§ **What to do**:
Reproduce the listing below without any change.

begin

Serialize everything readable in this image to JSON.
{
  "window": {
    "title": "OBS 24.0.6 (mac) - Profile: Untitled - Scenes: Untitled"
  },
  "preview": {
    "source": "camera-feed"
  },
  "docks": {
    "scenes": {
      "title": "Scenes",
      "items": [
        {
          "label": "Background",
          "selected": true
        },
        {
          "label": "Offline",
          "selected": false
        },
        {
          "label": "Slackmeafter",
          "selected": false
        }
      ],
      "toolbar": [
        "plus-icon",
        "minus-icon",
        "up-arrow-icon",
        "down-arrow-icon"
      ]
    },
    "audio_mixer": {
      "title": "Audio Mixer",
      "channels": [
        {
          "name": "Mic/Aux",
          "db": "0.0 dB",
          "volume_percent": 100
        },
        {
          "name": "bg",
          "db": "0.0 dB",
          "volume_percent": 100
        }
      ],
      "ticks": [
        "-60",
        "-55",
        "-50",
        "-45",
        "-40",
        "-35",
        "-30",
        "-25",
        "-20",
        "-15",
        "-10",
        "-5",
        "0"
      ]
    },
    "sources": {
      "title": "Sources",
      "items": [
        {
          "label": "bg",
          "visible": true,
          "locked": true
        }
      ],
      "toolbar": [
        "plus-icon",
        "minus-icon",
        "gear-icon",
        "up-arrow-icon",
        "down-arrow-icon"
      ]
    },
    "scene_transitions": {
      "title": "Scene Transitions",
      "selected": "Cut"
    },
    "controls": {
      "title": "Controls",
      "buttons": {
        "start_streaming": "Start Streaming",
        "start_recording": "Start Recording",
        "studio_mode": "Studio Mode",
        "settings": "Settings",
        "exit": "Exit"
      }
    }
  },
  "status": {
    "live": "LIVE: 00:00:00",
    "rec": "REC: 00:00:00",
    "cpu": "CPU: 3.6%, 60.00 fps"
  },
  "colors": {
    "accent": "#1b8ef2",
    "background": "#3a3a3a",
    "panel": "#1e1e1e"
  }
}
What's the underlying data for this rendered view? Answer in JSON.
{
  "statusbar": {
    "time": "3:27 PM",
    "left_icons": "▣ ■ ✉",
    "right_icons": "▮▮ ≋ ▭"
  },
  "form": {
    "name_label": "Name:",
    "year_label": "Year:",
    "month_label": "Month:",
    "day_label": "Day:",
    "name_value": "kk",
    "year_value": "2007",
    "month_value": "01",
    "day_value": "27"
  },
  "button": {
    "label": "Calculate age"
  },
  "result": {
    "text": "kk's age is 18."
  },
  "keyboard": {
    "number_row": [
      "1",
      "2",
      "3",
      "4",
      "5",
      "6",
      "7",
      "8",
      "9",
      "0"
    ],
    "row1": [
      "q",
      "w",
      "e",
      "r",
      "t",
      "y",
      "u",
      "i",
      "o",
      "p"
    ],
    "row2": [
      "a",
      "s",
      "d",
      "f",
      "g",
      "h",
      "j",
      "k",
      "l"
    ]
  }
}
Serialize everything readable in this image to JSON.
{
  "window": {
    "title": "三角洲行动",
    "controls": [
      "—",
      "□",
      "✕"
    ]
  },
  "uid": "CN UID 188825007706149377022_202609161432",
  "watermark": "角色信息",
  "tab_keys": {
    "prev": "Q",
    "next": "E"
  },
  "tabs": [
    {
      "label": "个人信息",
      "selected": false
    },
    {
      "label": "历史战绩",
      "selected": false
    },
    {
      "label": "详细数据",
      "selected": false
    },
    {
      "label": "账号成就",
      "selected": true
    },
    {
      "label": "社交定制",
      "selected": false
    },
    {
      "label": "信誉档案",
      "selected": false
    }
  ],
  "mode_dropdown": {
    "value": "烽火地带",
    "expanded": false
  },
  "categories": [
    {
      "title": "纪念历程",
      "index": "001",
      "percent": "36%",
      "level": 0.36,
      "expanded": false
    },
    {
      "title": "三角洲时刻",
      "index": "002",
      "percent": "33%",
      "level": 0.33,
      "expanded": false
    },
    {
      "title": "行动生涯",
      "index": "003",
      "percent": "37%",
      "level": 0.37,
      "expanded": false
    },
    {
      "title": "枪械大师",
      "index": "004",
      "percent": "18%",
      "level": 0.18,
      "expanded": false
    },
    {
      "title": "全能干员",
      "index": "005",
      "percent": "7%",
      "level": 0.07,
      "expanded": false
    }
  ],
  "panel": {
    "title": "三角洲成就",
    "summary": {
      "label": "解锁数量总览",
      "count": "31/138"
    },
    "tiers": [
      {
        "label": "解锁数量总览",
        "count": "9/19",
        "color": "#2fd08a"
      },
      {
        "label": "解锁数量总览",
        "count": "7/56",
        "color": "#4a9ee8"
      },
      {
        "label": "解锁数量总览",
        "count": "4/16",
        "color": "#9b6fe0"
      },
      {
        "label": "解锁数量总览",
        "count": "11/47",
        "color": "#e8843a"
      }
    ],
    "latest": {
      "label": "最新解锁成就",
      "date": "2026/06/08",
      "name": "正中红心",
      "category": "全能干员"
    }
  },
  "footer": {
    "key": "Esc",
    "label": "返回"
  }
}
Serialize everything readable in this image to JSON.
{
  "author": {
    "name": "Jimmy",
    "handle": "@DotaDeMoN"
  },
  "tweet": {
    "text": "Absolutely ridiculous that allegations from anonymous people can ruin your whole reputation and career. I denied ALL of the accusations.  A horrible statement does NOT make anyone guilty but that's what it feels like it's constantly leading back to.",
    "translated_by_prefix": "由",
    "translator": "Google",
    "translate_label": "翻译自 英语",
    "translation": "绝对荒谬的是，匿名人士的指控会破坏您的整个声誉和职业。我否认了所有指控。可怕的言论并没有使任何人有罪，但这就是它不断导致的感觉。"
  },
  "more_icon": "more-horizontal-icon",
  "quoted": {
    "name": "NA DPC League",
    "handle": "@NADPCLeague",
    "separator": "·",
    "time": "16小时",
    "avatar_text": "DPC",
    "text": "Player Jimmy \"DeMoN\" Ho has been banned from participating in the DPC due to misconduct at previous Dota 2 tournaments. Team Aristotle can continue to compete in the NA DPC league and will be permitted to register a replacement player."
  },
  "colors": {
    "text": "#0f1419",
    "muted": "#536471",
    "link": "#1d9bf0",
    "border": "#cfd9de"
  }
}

end

§ **Response**:
Serialize everything readable in this image to JSON.
{
  "window": {
    "title": "OBS 24.0.6 (mac) - Profile: Untitled - Scenes: Untitled"
  },
  "preview": {
    "source": "camera-feed"
  },
  "docks": {
    "scenes": {
      "title": "Scenes",
      "items": [
        {
          "label": "Background",
          "selected": true
        },
        {
          "label": "Offline",
          "selected": false
        },
        {
          "label": "Slackmeafter",
          "selected": false
        }
      ],
      "toolbar": [
        "plus-icon",
        "minus-icon",
        "up-arrow-icon",
        "down-arrow-icon"
      ]
    },
    "audio_mixer": {
      "title": "Audio Mixer",
      "channels": [
        {
          "name": "Mic/Aux",
          "db": "0.0 dB",
          "volume_percent": 100
        },
        {
          "name": "bg",
          "db": "0.0 dB",
          "volume_percent": 100
        }
      ],
      "ticks": [
        "-60",
        "-55",
        "-50",
        "-45",
        "-40",
        "-35",
        "-30",
        "-25",
        "-20",
        "-15",
        "-10",
        "-5",
        "0"
      ]
    },
    "sources": {
      "title": "Sources",
      "items": [
        {
          "label": "bg",
          "visible": true,
          "locked": true
        }
      ],
      "toolbar": [
        "plus-icon",
        "minus-icon",
        "gear-icon",
        "up-arrow-icon",
        "down-arrow-icon"
      ]
    },
    "scene_transitions": {
      "title": "Scene Transitions",
      "selected": "Cut"
    },
    "controls": {
      "title": "Controls",
      "buttons": {
        "start_streaming": "Start Streaming",
        "start_recording": "Start Recording",
        "studio_mode": "Studio Mode",
        "settings": "Settings",
        "exit": "Exit"
      }
    }
  },
  "status": {
    "live": "LIVE: 00:00:00",
    "rec": "REC: 00:00:00",
    "cpu": "CPU: 3.6%, 60.00 fps"
  },
  "colors": {
    "accent": "#1b8ef2",
    "background": "#3a3a3a",
    "panel": "#1e1e1e"
  }
}
What's the underlying data for this rendered view? Answer in JSON.
{
  "statusbar": {
    "time": "3:27 PM",
    "left_icons": "▣ ■ ✉",
    "right_icons": "▮▮ ≋ ▭"
  },
  "form": {
    "name_label": "Name:",
    "year_label": "Year:",
    "month_label": "Month:",
    "day_label": "Day:",
    "name_value": "kk",
    "year_value": "2007",
    "month_value": "01",
    "day_value": "27"
  },
  "button": {
    "label": "Calculate age"
  },
  "result": {
    "text": "kk's age is 18."
  },
  "keyboard": {
    "number_row": [
      "1",
      "2",
      "3",
      "4",
      "5",
      "6",
      "7",
      "8",
      "9",
      "0"
    ],
    "row1": [
      "q",
      "w",
      "e",
      "r",
      "t",
      "y",
      "u",
      "i",
      "o",
      "p"
    ],
    "row2": [
      "a",
      "s",
      "d",
      "f",
      "g",
      "h",
      "j",
      "k",
      "l"
    ]
  }
}
Serialize everything readable in this image to JSON.
{
  "window": {
    "title": "三角洲行动",
    "controls": [
      "—",
      "□",
      "✕"
    ]
  },
  "uid": "CN UID 188825007706149377022_202609161432",
  "watermark": "角色信息",
  "tab_keys": {
    "prev": "Q",
    "next": "E"
  },
  "tabs": [
    {
      "label": "个人信息",
      "selected": false
    },
    {
      "label": "历史战绩",
      "selected": false
    },
    {
      "label": "详细数据",
      "selected": false
    },
    {
      "label": "账号成就",
      "selected": true
    },
    {
      "label": "社交定制",
      "selected": false
    },
    {
      "label": "信誉档案",
      "selected": false
    }
  ],
  "mode_dropdown": {
    "value": "烽火地带",
    "expanded": false
  },
  "categories": [
    {
      "title": "纪念历程",
      "index": "001",
      "percent": "36%",
      "level": 0.36,
      "expanded": false
    },
    {
      "title": "三角洲时刻",
      "index": "002",
      "percent": "33%",
      "level": 0.33,
      "expanded": false
    },
    {
      "title": "行动生涯",
      "index": "003",
      "percent": "37%",
      "level": 0.37,
      "expanded": false
    },
    {
      "title": "枪械大师",
      "index": "004",
      "percent": "18%",
      "level": 0.18,
      "expanded": false
    },
    {
      "title": "全能干员",
      "index": "005",
      "percent": "7%",
      "level": 0.07,
      "expanded": false
    }
  ],
  "panel": {
    "title": "三角洲成就",
    "summary": {
      "label": "解锁数量总览",
      "count": "31/138"
    },
    "tiers": [
      {
        "label": "解锁数量总览",
        "count": "9/19",
        "color": "#2fd08a"
      },
      {
        "label": "解锁数量总览",
        "count": "7/56",
        "color": "#4a9ee8"
      },
      {
        "label": "解锁数量总览",
        "count": "4/16",
        "color": "#9b6fe0"
      },
      {
        "label": "解锁数量总览",
        "count": "11/47",
        "color": "#e8843a"
      }
    ],
    "latest": {
      "label": "最新解锁成就",
      "date": "2026/06/08",
      "name": "正中红心",
      "category": "全能干员"
    }
  },
  "footer": {
    "key": "Esc",
    "label": "返回"
  }
}
Serialize everything readable in this image to JSON.
{
  "author": {
    "name": "Jimmy",
    "handle": "@DotaDeMoN"
  },
  "tweet": {
    "text": "Absolutely ridiculous that allegations from anonymous people can ruin your whole reputation and career. I denied ALL of the accusations.  A horrible statement does NOT make anyone guilty but that's what it feels like it's constantly leading back to.",
    "translated_by_prefix": "由",
    "translator": "Google",
    "translate_label": "翻译自 英语",
    "translation": "绝对荒谬的是，匿名人士的指控会破坏您的整个声誉和职业。我否认了所有指控。可怕的言论并没有使任何人有罪，但这就是它不断导致的感觉。"
  },
  "more_icon": "more-horizontal-icon",
  "quoted": {
    "name": "NA DPC League",
    "handle": "@NADPCLeague",
    "separator": "·",
    "time": "16小时",
    "avatar_text": "DPC",
    "text": "Player Jimmy \"DeMoN\" Ho has been banned from participating in the DPC due to misconduct at previous Dota 2 tournaments. Team Aristotle can continue to compete in the NA DPC league and will be permitted to register a replacement player."
  },
  "colors": {
    "text": "#0f1419",
    "muted": "#536471",
    "link": "#1d9bf0",
    "border": "#cfd9de"
  }
}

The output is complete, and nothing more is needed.